Recast the lines as a Markdown table with the columns "Number" and "Text", starting with the line that contains "Localize 65 of" and going on through the line that contains "column-header[interactable]: Activités [707,240,855,290]", both included. Number each line in order, skip any blank lines, and leave the pictures out.
=== Material provided ===
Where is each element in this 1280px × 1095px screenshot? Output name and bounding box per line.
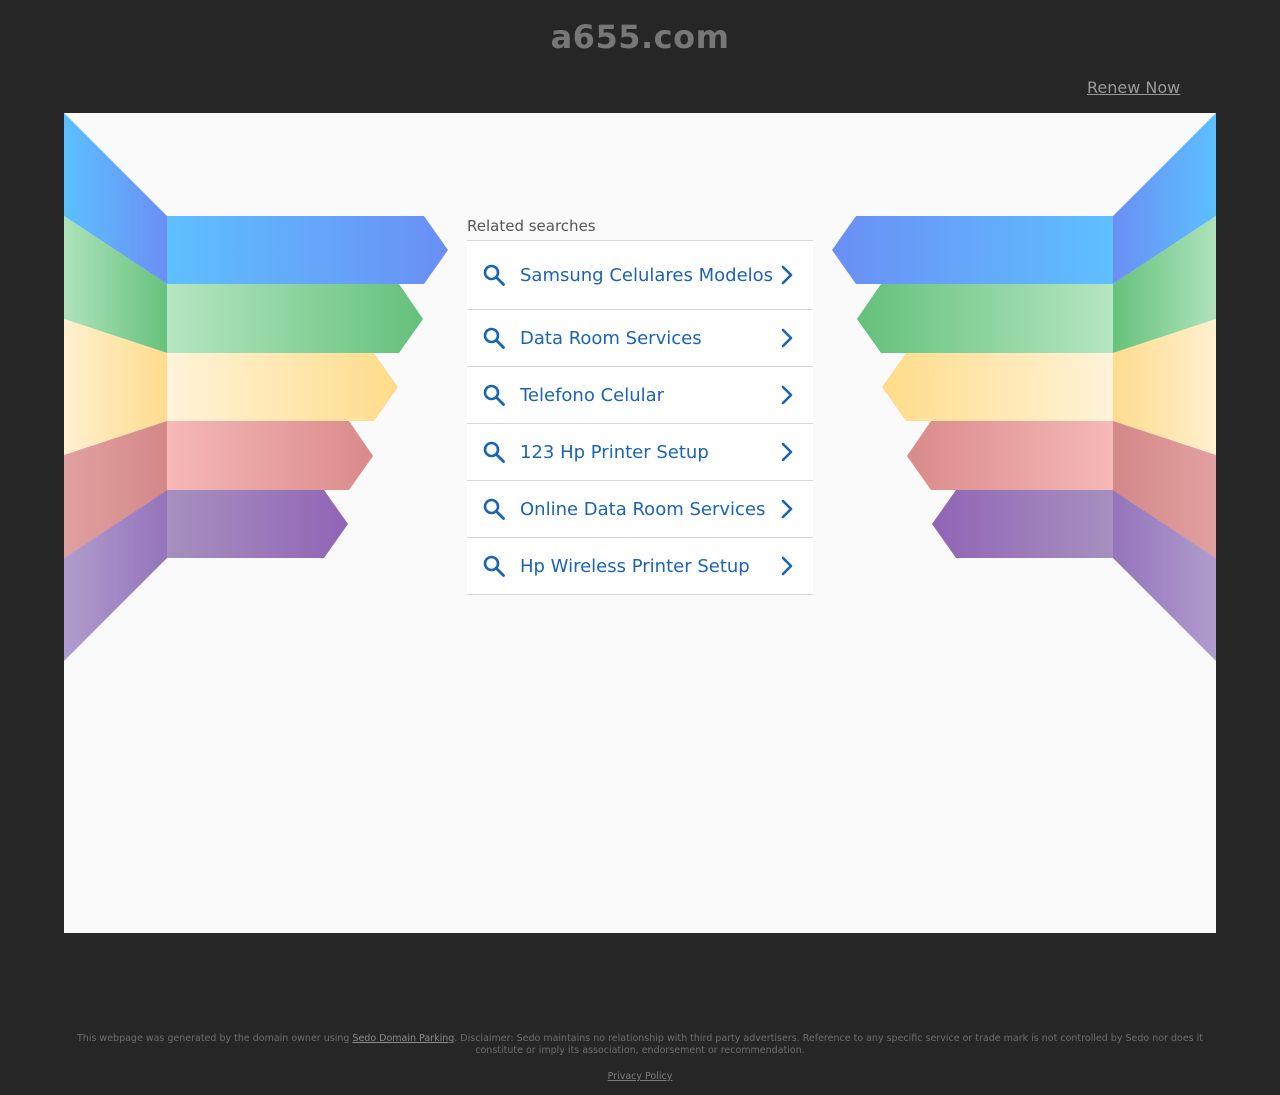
===
=== Material provided ===
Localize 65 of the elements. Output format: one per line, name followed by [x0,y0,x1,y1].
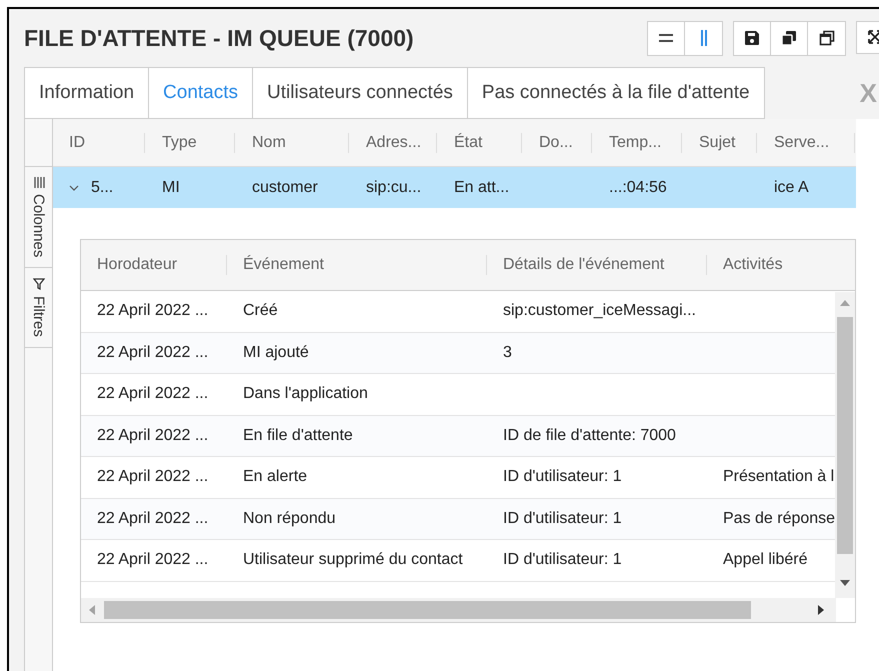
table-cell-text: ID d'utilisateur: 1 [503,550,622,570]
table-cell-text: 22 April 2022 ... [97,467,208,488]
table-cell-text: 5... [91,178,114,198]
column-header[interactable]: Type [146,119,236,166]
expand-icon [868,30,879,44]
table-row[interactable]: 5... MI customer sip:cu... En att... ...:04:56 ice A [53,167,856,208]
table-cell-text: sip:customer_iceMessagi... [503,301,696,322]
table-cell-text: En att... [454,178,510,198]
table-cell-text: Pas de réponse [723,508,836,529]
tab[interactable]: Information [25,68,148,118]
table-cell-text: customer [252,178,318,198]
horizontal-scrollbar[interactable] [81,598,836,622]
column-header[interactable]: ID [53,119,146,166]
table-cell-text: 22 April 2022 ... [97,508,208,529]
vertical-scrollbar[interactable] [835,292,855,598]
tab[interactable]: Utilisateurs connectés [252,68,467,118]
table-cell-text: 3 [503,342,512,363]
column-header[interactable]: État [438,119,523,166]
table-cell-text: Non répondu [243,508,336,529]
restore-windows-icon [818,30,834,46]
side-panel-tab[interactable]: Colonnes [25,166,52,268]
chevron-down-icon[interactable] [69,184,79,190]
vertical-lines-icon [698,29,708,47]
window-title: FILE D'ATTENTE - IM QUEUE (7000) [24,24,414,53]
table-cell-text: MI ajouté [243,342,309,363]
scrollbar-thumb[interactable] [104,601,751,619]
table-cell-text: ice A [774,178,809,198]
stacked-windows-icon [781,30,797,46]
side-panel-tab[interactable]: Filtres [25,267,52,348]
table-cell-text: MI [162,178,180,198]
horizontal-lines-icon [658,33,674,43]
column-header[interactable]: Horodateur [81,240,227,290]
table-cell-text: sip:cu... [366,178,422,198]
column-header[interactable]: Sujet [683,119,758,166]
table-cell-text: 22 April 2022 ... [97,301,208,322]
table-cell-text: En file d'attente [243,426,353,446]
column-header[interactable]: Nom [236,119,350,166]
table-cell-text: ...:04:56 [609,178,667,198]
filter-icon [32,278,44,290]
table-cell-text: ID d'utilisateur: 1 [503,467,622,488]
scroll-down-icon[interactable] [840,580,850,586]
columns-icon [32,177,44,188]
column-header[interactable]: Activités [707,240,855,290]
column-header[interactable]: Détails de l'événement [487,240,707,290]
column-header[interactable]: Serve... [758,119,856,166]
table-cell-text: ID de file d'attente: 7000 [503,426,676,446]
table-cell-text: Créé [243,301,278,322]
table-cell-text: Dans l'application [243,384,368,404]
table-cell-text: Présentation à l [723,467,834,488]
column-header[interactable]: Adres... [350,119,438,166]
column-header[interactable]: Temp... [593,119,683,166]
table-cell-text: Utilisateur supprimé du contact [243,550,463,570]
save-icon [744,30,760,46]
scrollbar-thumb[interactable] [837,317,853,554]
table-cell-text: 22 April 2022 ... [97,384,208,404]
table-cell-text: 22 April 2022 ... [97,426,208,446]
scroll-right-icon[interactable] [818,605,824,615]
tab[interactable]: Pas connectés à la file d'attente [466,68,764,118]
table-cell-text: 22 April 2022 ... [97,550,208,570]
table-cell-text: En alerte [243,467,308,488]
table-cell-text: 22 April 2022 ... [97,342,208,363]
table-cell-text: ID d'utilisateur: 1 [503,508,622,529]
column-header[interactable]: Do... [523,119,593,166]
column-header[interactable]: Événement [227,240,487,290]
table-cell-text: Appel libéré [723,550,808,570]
===
**Written solution:**
| Number | Text |
|---|---|
| 1 | Localize 65 of the elements. Output format: one per line, name followed by [x0,y0,x1,y1]. |
| 2 | table-cell-text: ID d'utilisateur: 1 [503,550,622,570] |
| 3 | table-cell-text: 22 April 2022 ... [97,467,208,488] |
| 4 | table-cell-text: 5... [91,178,114,198] |
| 5 | column-header[interactable]: Type [146,119,236,166] |
| 6 | expand-icon [868,30,879,44] |
| 7 | table-row[interactable]: 5... MI customer sip:cu... En att... ...:04:56 ice A [53,167,856,208] |
| 8 | table-cell-text: sip:customer_iceMessagi... [503,301,696,322] |
| 9 | table-cell-text: En att... [454,178,510,198] |
| 10 | table-cell-text: Pas de réponse [723,508,836,529] |
| 11 | tab[interactable]: Information [25,68,148,118] |
| 12 | table-cell-text: customer [252,178,318,198] |
| 13 | horizontal-scrollbar[interactable] [81,598,836,622] |
| 14 | column-header[interactable]: ID [53,119,146,166] |
| 15 | table-cell-text: 22 April 2022 ... [97,508,208,529] |
| 16 | vertical-scrollbar[interactable] [835,292,855,598] |
| 17 | tab[interactable]: Utilisateurs connectés [252,68,467,118] |
| 18 | table-cell-text: 3 [503,342,512,363] |
| 19 | column-header[interactable]: État [438,119,523,166] |
| 20 | table-cell-text: Non répondu [243,508,336,529] |
| 21 | restore-windows-icon [818,30,834,46] |
| 22 | side-panel-tab[interactable]: Colonnes [25,166,52,268] |
| 23 | chevron-down-icon[interactable] [69,184,79,190] |
| 24 | vertical-lines-icon [698,29,708,47] |
| 25 | window-title: FILE D'ATTENTE - IM QUEUE (7000) [24,24,414,53] |
| 26 | table-cell-text: MI ajouté [243,342,309,363] |
| 27 | scrollbar-thumb[interactable] [104,601,751,619] |
| 28 | table-cell-text: ice A [774,178,809,198] |
| 29 | stacked-windows-icon [781,30,797,46] |
| 30 | side-panel-tab[interactable]: Filtres [25,267,52,348] |
| 31 | table-cell-text: MI [162,178,180,198] |
| 32 | horizontal-lines-icon [658,33,674,43] |
| 33 | column-header[interactable]: Horodateur [81,240,227,290] |
| 34 | table-cell-text: sip:cu... [366,178,422,198] |
| 35 | column-header[interactable]: Sujet [683,119,758,166] |
| 36 | table-cell-text: 22 April 2022 ... [97,301,208,322] |
| 37 | table-cell-text: En file d'attente [243,426,353,446] |
| 38 | column-header[interactable]: Nom [236,119,350,166] |
| 39 | table-cell-text: ...:04:56 [609,178,667,198] |
| 40 | filter-icon [32,278,44,290] |
| 41 | table-cell-text: ID d'utilisateur: 1 [503,467,622,488] |
| 42 | scroll-down-icon[interactable] [840,580,850,586] |
| 43 | columns-icon [32,177,44,188] |
| 44 | column-header[interactable]: Activités [707,240,855,290] |